### Work instructions
Count every line in the entries that follow where the word "this" appears, then state only the total.

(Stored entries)
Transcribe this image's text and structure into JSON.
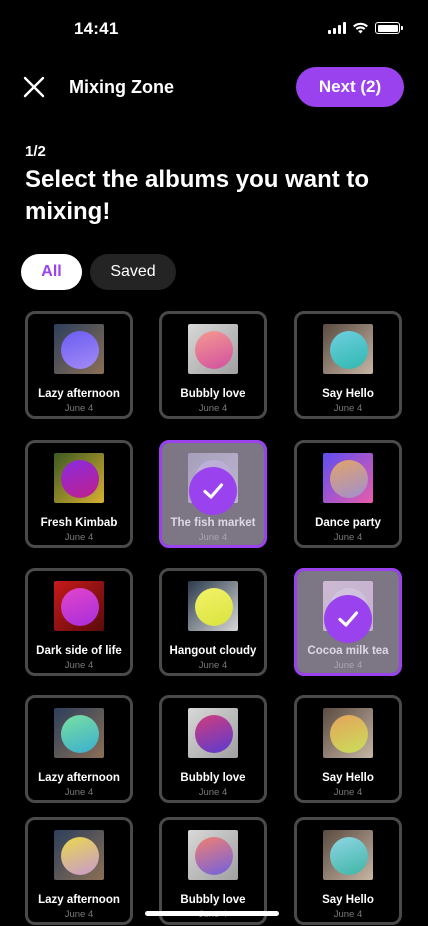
{
  "status": {
    "time": "14:41"
  },
  "header": {
    "title": "Mixing Zone",
    "next_label": "Next (2)"
  },
  "step": "1/2",
  "page_title": "Select the albums you want to mixing!",
  "tabs": [
    {
      "label": "All",
      "active": true
    },
    {
      "label": "Saved",
      "active": false
    }
  ],
  "colors": {
    "accent": "#9a42ee",
    "card_border": "#4a4a4a",
    "background": "#000000"
  },
  "albums": [
    {
      "title": "Lazy afternoon",
      "date": "June 4",
      "selected": false,
      "icon": "album-cover-image",
      "orb": [
        "#6a5cf2",
        "#a38bf5"
      ],
      "bg": [
        "#2c3f5c",
        "#8b6f55"
      ]
    },
    {
      "title": "Bubbly love",
      "date": "June 4",
      "selected": false,
      "icon": "album-cover-image",
      "orb": [
        "#f59a8f",
        "#d14fa1"
      ],
      "bg": [
        "#d8d8d8",
        "#a0a0a0"
      ]
    },
    {
      "title": "Say Hello",
      "date": "June 4",
      "selected": false,
      "icon": "album-cover-image",
      "orb": [
        "#6fcfe0",
        "#2fb8b0"
      ],
      "bg": [
        "#5a4a40",
        "#c7b6a5"
      ]
    },
    {
      "title": "Fresh Kimbab",
      "date": "June 4",
      "selected": false,
      "icon": "album-cover-image",
      "orb": [
        "#8a2be2",
        "#c0208a"
      ],
      "bg": [
        "#3c5a22",
        "#d8b030"
      ]
    },
    {
      "title": "The fish market",
      "date": "June 4",
      "selected": true,
      "icon": "album-cover-image",
      "orb": [
        "#b69ce0",
        "#8c7ac0"
      ],
      "bg": [
        "#6c6d8d",
        "#b0a7c5"
      ]
    },
    {
      "title": "Dance party",
      "date": "June 4",
      "selected": false,
      "icon": "album-cover-image",
      "orb": [
        "#e2a46a",
        "#a08fd0"
      ],
      "bg": [
        "#5e4ef0",
        "#e85cab"
      ]
    },
    {
      "title": "Dark side of life",
      "date": "June 4",
      "selected": false,
      "icon": "album-cover-image",
      "orb": [
        "#e246c9",
        "#a82ddc"
      ],
      "bg": [
        "#c71a1a",
        "#5a0a0a"
      ]
    },
    {
      "title": "Hangout cloudy",
      "date": "June 4",
      "selected": false,
      "icon": "album-cover-image",
      "orb": [
        "#f3f26a",
        "#d9e43c"
      ],
      "bg": [
        "#2c3a4c",
        "#d8d8d8"
      ]
    },
    {
      "title": "Cocoa milk tea",
      "date": "June 4",
      "selected": true,
      "icon": "album-cover-image",
      "orb": [
        "#e6d1ea",
        "#c8b0d8"
      ],
      "bg": [
        "#d4b0cc",
        "#b89ac0"
      ]
    },
    {
      "title": "Lazy afternoon",
      "date": "June 4",
      "selected": false,
      "icon": "album-cover-image",
      "orb": [
        "#7ae0a0",
        "#3aaed0"
      ],
      "bg": [
        "#2c3f5c",
        "#8b6f55"
      ]
    },
    {
      "title": "Bubbly love",
      "date": "June 4",
      "selected": false,
      "icon": "album-cover-image",
      "orb": [
        "#d23c7d",
        "#5a3bd0"
      ],
      "bg": [
        "#d8d8d8",
        "#a0a0a0"
      ]
    },
    {
      "title": "Say Hello",
      "date": "June 4",
      "selected": false,
      "icon": "album-cover-image",
      "orb": [
        "#e6a25c",
        "#c8e05a"
      ],
      "bg": [
        "#5a4a40",
        "#c7b6a5"
      ]
    },
    {
      "title": "Lazy afternoon",
      "date": "June 4",
      "selected": false,
      "icon": "album-cover-image",
      "orb": [
        "#e9d84c",
        "#c89ad0"
      ],
      "bg": [
        "#2c3f5c",
        "#8b6f55"
      ]
    },
    {
      "title": "Bubbly love",
      "date": "June 4",
      "selected": false,
      "icon": "album-cover-image",
      "orb": [
        "#f28070",
        "#6f60e0"
      ],
      "bg": [
        "#d8d8d8",
        "#a0a0a0"
      ]
    },
    {
      "title": "Say Hello",
      "date": "June 4",
      "selected": false,
      "icon": "album-cover-image",
      "orb": [
        "#8fd5e5",
        "#3fb6a5"
      ],
      "bg": [
        "#5a4a40",
        "#c7b6a5"
      ]
    }
  ]
}
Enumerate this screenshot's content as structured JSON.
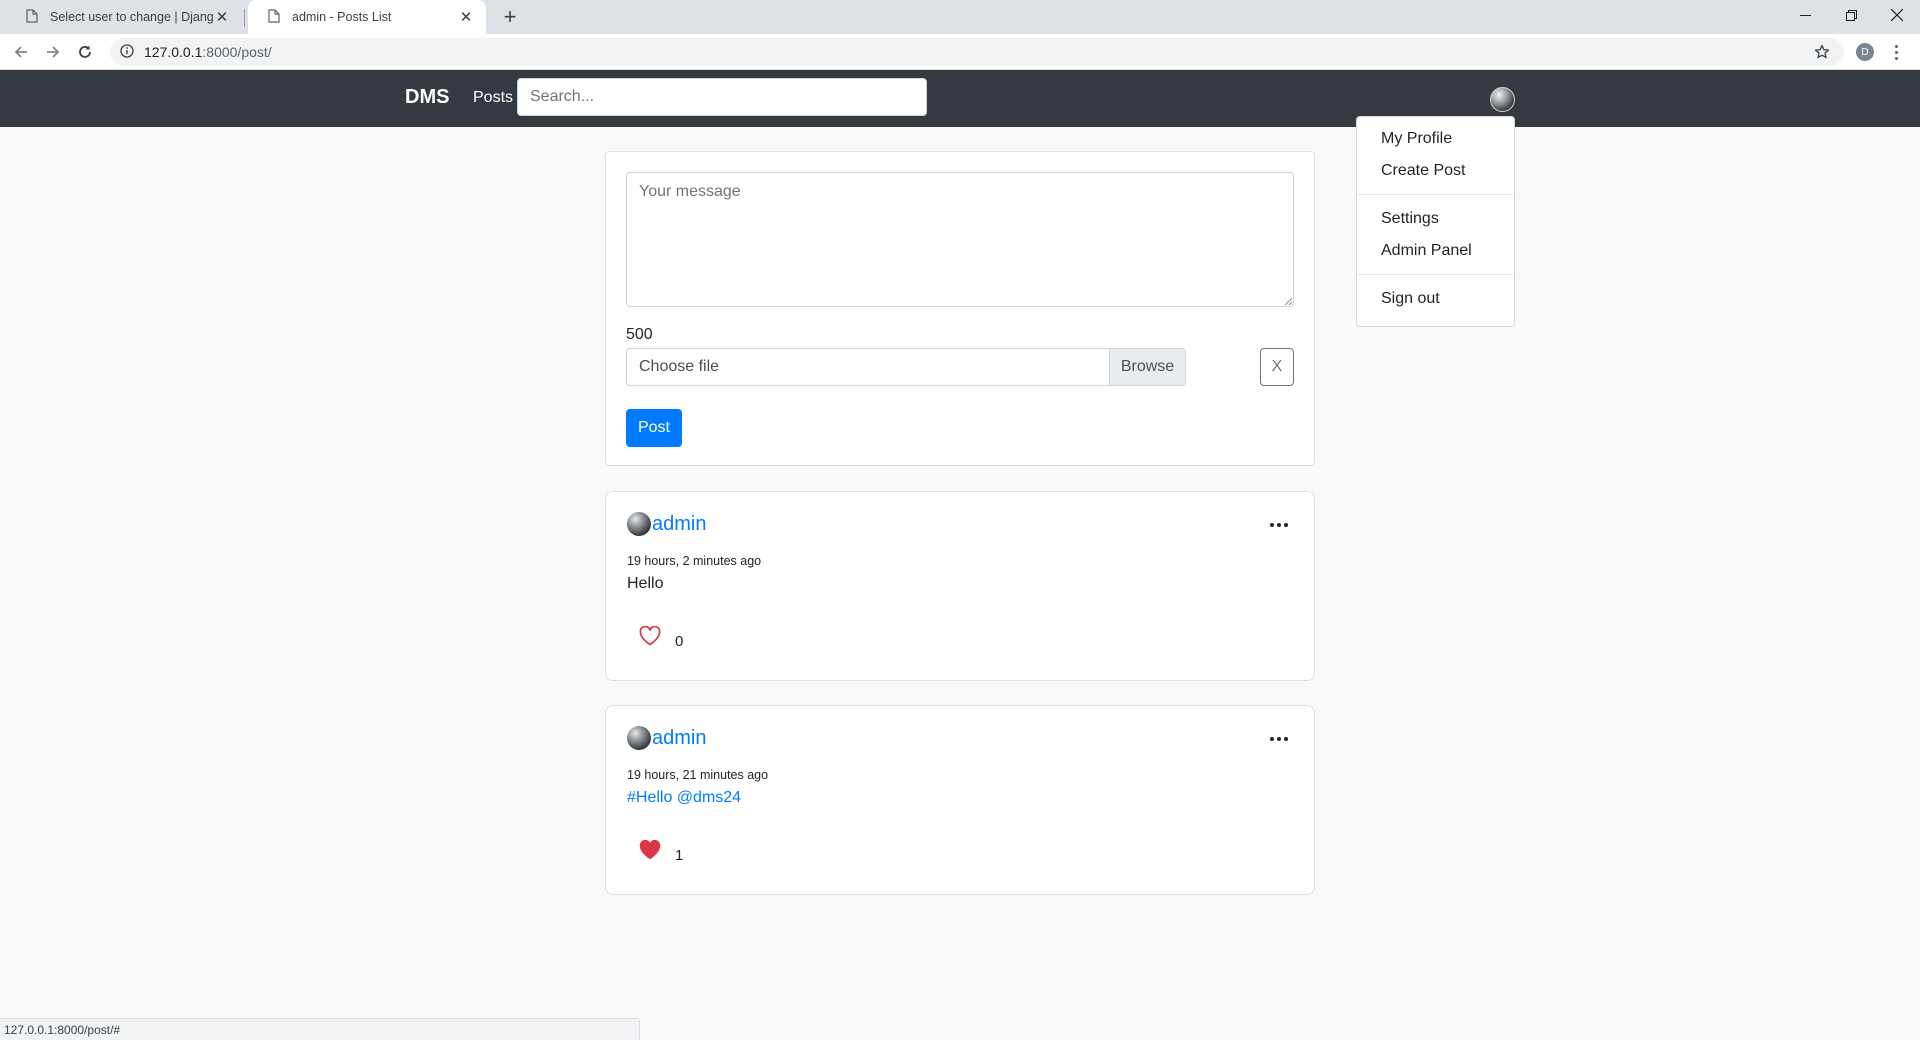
{
  "browser": {
    "tabs": [
      {
        "title": "Select user to change | Django s",
        "active": false
      },
      {
        "title": "admin - Posts List",
        "active": true
      }
    ],
    "new_tab_icon": "plus-icon",
    "url_host": "127.0.0.1",
    "url_path": ":8000/post/",
    "profile_initial": "D",
    "status_url": "127.0.0.1:8000/post/#"
  },
  "navbar": {
    "brand": "DMS",
    "posts_link": "Posts",
    "search_placeholder": "Search..."
  },
  "dropdown": {
    "items": [
      "My Profile",
      "Create Post",
      "Settings",
      "Admin Panel",
      "Sign out"
    ]
  },
  "composer": {
    "message_placeholder": "Your message",
    "char_count": "500",
    "file_label": "Choose file",
    "browse_label": "Browse",
    "clear_label": "X",
    "post_label": "Post"
  },
  "posts": [
    {
      "author": "admin",
      "time": "19 hours, 2 minutes ago",
      "body": "Hello",
      "likes": "0",
      "liked": false
    },
    {
      "author": "admin",
      "time": "19 hours, 21 minutes ago",
      "body_tags": [
        "#Hello",
        "@dms24"
      ],
      "likes": "1",
      "liked": true
    }
  ],
  "colors": {
    "navbar_bg": "#343a40",
    "primary": "#007bff",
    "like_red": "#dc3545",
    "page_bg": "#f8f9fa"
  }
}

### Reply to the task
2